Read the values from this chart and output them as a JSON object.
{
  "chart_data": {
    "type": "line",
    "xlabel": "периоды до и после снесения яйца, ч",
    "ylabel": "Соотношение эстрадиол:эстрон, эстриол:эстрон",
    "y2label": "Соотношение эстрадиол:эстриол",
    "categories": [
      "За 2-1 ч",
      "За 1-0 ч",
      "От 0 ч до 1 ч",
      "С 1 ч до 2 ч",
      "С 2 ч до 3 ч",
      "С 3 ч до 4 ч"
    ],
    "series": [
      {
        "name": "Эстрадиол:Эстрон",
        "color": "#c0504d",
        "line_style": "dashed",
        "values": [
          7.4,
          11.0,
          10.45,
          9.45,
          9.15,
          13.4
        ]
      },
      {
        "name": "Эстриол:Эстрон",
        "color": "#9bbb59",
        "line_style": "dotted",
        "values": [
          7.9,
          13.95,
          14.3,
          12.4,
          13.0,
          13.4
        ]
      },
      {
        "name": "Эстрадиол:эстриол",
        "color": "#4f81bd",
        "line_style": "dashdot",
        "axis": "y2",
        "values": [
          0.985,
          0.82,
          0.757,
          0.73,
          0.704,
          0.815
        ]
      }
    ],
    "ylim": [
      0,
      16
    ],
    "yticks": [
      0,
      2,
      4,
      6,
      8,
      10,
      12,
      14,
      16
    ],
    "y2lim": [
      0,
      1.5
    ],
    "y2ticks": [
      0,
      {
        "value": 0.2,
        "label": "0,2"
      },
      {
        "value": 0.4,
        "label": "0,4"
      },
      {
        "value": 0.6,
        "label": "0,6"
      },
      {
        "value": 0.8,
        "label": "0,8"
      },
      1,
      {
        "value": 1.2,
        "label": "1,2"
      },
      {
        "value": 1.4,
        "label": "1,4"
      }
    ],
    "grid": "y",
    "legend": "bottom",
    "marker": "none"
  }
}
+---+
:: PROBLEM ::
Please repeat the listing above in full and exactly.

:: TASK ANSWER ::
Read the values from this chart and output them as a JSON object.
{
  "chart_data": {
    "type": "line",
    "xlabel": "периоды до и после снесения яйца, ч",
    "ylabel": "Соотношение эстрадиол:эстрон, эстриол:эстрон",
    "y2label": "Соотношение эстрадиол:эстриол",
    "categories": [
      "За 2-1 ч",
      "За 1-0 ч",
      "От 0 ч до 1 ч",
      "С 1 ч до 2 ч",
      "С 2 ч до 3 ч",
      "С 3 ч до 4 ч"
    ],
    "series": [
      {
        "name": "Эстрадиол:Эстрон",
        "color": "#c0504d",
        "line_style": "dashed",
        "values": [
          7.4,
          11.0,
          10.45,
          9.45,
          9.15,
          13.4
        ]
      },
      {
        "name": "Эстриол:Эстрон",
        "color": "#9bbb59",
        "line_style": "dotted",
        "values": [
          7.9,
          13.95,
          14.3,
          12.4,
          13.0,
          13.4
        ]
      },
      {
        "name": "Эстрадиол:эстриол",
        "color": "#4f81bd",
        "line_style": "dashdot",
        "axis": "y2",
        "values": [
          0.985,
          0.82,
          0.757,
          0.73,
          0.704,
          0.815
        ]
      }
    ],
    "ylim": [
      0,
      16
    ],
    "yticks": [
      0,
      2,
      4,
      6,
      8,
      10,
      12,
      14,
      16
    ],
    "y2lim": [
      0,
      1.5
    ],
    "y2ticks": [
      0,
      {
        "value": 0.2,
        "label": "0,2"
      },
      {
        "value": 0.4,
        "label": "0,4"
      },
      {
        "value": 0.6,
        "label": "0,6"
      },
      {
        "value": 0.8,
        "label": "0,8"
      },
      1,
      {
        "value": 1.2,
        "label": "1,2"
      },
      {
        "value": 1.4,
        "label": "1,4"
      }
    ],
    "grid": "y",
    "legend": "bottom",
    "marker": "none"
  }
}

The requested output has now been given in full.